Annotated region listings
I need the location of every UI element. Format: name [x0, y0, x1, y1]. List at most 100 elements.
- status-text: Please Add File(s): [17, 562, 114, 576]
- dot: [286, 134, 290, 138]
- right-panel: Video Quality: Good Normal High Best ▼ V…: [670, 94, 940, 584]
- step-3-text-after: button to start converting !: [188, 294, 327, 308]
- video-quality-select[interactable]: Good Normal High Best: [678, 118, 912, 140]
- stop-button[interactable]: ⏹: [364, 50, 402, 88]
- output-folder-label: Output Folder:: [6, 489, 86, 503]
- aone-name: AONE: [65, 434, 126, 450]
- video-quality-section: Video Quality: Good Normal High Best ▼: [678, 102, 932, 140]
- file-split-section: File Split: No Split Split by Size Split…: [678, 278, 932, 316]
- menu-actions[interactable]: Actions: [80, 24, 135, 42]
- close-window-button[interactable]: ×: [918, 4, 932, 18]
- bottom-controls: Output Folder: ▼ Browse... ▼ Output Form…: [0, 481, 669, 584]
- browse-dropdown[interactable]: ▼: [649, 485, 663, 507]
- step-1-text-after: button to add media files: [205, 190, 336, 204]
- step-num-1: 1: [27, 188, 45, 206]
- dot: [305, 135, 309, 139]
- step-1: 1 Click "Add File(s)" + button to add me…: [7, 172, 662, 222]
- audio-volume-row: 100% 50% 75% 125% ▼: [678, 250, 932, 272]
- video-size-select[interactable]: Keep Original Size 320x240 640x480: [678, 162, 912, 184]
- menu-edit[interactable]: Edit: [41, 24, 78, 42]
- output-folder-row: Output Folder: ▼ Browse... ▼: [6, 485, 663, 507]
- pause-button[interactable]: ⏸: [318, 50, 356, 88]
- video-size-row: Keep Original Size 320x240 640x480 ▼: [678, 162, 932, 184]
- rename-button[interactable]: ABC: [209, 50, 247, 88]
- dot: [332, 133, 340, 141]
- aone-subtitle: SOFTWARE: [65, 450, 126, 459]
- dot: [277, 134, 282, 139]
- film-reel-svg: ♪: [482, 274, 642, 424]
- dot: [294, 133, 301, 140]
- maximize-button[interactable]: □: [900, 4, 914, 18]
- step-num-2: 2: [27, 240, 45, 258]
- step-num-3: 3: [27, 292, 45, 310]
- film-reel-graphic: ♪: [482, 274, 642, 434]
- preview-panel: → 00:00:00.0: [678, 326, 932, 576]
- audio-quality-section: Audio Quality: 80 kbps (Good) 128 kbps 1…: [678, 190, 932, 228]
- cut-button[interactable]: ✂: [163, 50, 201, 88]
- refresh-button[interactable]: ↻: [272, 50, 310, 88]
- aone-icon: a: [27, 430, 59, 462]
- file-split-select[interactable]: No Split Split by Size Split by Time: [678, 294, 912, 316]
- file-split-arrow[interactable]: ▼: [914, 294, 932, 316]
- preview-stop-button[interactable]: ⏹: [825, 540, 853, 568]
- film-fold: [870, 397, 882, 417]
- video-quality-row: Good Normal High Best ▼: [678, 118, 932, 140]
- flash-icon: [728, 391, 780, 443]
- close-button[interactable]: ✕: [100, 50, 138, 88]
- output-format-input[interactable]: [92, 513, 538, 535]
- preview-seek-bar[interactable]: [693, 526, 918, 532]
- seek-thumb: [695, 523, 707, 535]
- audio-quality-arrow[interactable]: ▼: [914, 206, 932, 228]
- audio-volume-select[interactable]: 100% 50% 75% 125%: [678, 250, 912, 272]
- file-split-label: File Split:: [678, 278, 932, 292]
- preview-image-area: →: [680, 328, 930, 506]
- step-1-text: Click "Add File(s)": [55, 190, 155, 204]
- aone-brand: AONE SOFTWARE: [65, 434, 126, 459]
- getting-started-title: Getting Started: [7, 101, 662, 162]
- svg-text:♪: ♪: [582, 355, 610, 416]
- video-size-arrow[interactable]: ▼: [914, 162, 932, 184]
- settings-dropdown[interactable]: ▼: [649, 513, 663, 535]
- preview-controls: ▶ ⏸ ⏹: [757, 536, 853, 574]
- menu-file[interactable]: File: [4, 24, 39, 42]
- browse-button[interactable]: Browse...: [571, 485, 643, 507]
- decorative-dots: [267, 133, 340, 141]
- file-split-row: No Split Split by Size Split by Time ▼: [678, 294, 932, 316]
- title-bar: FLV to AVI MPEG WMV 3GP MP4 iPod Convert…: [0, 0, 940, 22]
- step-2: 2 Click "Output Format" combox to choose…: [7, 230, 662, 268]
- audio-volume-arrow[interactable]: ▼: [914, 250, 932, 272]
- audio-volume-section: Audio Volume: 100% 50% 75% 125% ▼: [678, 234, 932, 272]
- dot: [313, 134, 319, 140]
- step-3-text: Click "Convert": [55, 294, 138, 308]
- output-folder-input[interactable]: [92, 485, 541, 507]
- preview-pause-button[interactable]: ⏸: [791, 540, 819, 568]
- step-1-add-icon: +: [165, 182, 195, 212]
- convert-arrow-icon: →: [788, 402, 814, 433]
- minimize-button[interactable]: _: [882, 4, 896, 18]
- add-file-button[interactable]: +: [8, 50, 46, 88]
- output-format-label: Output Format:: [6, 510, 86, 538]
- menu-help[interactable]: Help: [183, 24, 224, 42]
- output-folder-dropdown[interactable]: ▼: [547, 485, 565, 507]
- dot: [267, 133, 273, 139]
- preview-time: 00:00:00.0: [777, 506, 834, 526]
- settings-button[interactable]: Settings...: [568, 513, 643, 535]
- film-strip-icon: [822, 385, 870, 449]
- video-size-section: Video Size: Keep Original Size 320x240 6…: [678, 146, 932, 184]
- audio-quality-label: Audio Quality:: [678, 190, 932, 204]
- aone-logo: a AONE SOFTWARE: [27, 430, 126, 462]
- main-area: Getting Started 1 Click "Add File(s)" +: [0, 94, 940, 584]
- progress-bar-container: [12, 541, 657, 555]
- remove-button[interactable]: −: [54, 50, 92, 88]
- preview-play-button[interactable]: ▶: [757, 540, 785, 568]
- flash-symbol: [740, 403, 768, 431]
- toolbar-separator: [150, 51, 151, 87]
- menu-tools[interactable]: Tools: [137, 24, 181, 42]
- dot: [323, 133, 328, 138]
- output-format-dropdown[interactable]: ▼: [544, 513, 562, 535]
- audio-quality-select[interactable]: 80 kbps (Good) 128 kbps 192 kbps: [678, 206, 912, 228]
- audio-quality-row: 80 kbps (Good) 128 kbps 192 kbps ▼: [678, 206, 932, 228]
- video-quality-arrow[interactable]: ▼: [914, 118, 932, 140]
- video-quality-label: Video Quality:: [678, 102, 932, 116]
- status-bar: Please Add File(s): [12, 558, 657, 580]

Aim of the task -
Please transcribe the material above line for line, with every character unchanged.

Result for this task -
I need the location of every UI element. Format: name [x0, y0, x1, y1]. List at most 100 elements.
- status-text: Please Add File(s): [17, 562, 114, 576]
- dot: [286, 134, 290, 138]
- right-panel: Video Quality: Good Normal High Best ▼ V…: [670, 94, 940, 584]
- step-3-text-after: button to start converting !: [188, 294, 327, 308]
- video-quality-select[interactable]: Good Normal High Best: [678, 118, 912, 140]
- stop-button[interactable]: ⏹: [364, 50, 402, 88]
- output-folder-label: Output Folder:: [6, 489, 86, 503]
- aone-name: AONE: [65, 434, 126, 450]
- video-quality-section: Video Quality: Good Normal High Best ▼: [678, 102, 932, 140]
- file-split-section: File Split: No Split Split by Size Split…: [678, 278, 932, 316]
- menu-actions[interactable]: Actions: [80, 24, 135, 42]
- close-window-button[interactable]: ×: [918, 4, 932, 18]
- bottom-controls: Output Folder: ▼ Browse... ▼ Output Form…: [0, 481, 669, 584]
- browse-dropdown[interactable]: ▼: [649, 485, 663, 507]
- step-1-text-after: button to add media files: [205, 190, 336, 204]
- step-num-1: 1: [27, 188, 45, 206]
- dot: [305, 135, 309, 139]
- step-1: 1 Click "Add File(s)" + button to add me…: [7, 172, 662, 222]
- audio-volume-row: 100% 50% 75% 125% ▼: [678, 250, 932, 272]
- video-size-select[interactable]: Keep Original Size 320x240 640x480: [678, 162, 912, 184]
- menu-edit[interactable]: Edit: [41, 24, 78, 42]
- output-folder-row: Output Folder: ▼ Browse... ▼: [6, 485, 663, 507]
- pause-button[interactable]: ⏸: [318, 50, 356, 88]
- video-size-row: Keep Original Size 320x240 640x480 ▼: [678, 162, 932, 184]
- rename-button[interactable]: ABC: [209, 50, 247, 88]
- dot: [332, 133, 340, 141]
- aone-subtitle: SOFTWARE: [65, 450, 126, 459]
- dot: [277, 134, 282, 139]
- film-reel-svg: ♪: [482, 274, 642, 424]
- dot: [294, 133, 301, 140]
- maximize-button[interactable]: □: [900, 4, 914, 18]
- step-num-2: 2: [27, 240, 45, 258]
- step-num-3: 3: [27, 292, 45, 310]
- film-reel-graphic: ♪: [482, 274, 642, 434]
- preview-panel: → 00:00:00.0: [678, 326, 932, 576]
- audio-quality-section: Audio Quality: 80 kbps (Good) 128 kbps 1…: [678, 190, 932, 228]
- cut-button[interactable]: ✂: [163, 50, 201, 88]
- refresh-button[interactable]: ↻: [272, 50, 310, 88]
- aone-icon: a: [27, 430, 59, 462]
- file-split-select[interactable]: No Split Split by Size Split by Time: [678, 294, 912, 316]
- file-split-arrow[interactable]: ▼: [914, 294, 932, 316]
- preview-stop-button[interactable]: ⏹: [825, 540, 853, 568]
- film-fold: [870, 397, 882, 417]
- video-quality-row: Good Normal High Best ▼: [678, 118, 932, 140]
- flash-icon: [728, 391, 780, 443]
- close-button[interactable]: ✕: [100, 50, 138, 88]
- output-format-input[interactable]: [92, 513, 538, 535]
- preview-seek-bar[interactable]: [693, 526, 918, 532]
- seek-thumb: [695, 523, 707, 535]
- audio-quality-arrow[interactable]: ▼: [914, 206, 932, 228]
- audio-volume-select[interactable]: 100% 50% 75% 125%: [678, 250, 912, 272]
- file-split-label: File Split:: [678, 278, 932, 292]
- preview-image-area: →: [680, 328, 930, 506]
- step-1-text: Click "Add File(s)": [55, 190, 155, 204]
- aone-brand: AONE SOFTWARE: [65, 434, 126, 459]
- getting-started-title: Getting Started: [7, 101, 662, 162]
- svg-text:♪: ♪: [582, 355, 610, 416]
- video-size-arrow[interactable]: ▼: [914, 162, 932, 184]
- settings-dropdown[interactable]: ▼: [649, 513, 663, 535]
- preview-controls: ▶ ⏸ ⏹: [757, 536, 853, 574]
- menu-file[interactable]: File: [4, 24, 39, 42]
- browse-button[interactable]: Browse...: [571, 485, 643, 507]
- decorative-dots: [267, 133, 340, 141]
- file-split-row: No Split Split by Size Split by Time ▼: [678, 294, 932, 316]
- title-bar: FLV to AVI MPEG WMV 3GP MP4 iPod Convert…: [0, 0, 940, 22]
- step-2: 2 Click "Output Format" combox to choose…: [7, 230, 662, 268]
- audio-volume-arrow[interactable]: ▼: [914, 250, 932, 272]
- audio-volume-section: Audio Volume: 100% 50% 75% 125% ▼: [678, 234, 932, 272]
- dot: [313, 134, 319, 140]
- step-3-text: Click "Convert": [55, 294, 138, 308]
- output-folder-input[interactable]: [92, 485, 541, 507]
- preview-pause-button[interactable]: ⏸: [791, 540, 819, 568]
- step-1-add-icon: +: [165, 182, 195, 212]
- convert-arrow-icon: →: [788, 402, 814, 433]
- minimize-button[interactable]: _: [882, 4, 896, 18]
- add-file-button[interactable]: +: [8, 50, 46, 88]
- output-format-label: Output Format:: [6, 510, 86, 538]
- menu-help[interactable]: Help: [183, 24, 224, 42]
- output-folder-dropdown[interactable]: ▼: [547, 485, 565, 507]
- dot: [267, 133, 273, 139]
- preview-time: 00:00:00.0: [777, 506, 834, 526]
- settings-button[interactable]: Settings...: [568, 513, 643, 535]
- film-strip-icon: [822, 385, 870, 449]
- video-size-section: Video Size: Keep Original Size 320x240 6…: [678, 146, 932, 184]
- audio-quality-label: Audio Quality:: [678, 190, 932, 204]
- aone-logo: a AONE SOFTWARE: [27, 430, 126, 462]
- main-area: Getting Started 1 Click "Add File(s)" +: [0, 94, 940, 584]
- progress-bar-container: [12, 541, 657, 555]
- remove-button[interactable]: −: [54, 50, 92, 88]
- preview-play-button[interactable]: ▶: [757, 540, 785, 568]
- flash-symbol: [740, 403, 768, 431]
- toolbar-separator: [150, 51, 151, 87]
- menu-tools[interactable]: Tools: [137, 24, 181, 42]
- dot: [323, 133, 328, 138]
- output-format-dropdown[interactable]: ▼: [544, 513, 562, 535]
- audio-quality-select[interactable]: 80 kbps (Good) 128 kbps 192 kbps: [678, 206, 912, 228]
- audio-quality-row: 80 kbps (Good) 128 kbps 192 kbps ▼: [678, 206, 932, 228]
- video-quality-arrow[interactable]: ▼: [914, 118, 932, 140]
- video-quality-label: Video Quality:: [678, 102, 932, 116]
- status-bar: Please Add File(s): [12, 558, 657, 580]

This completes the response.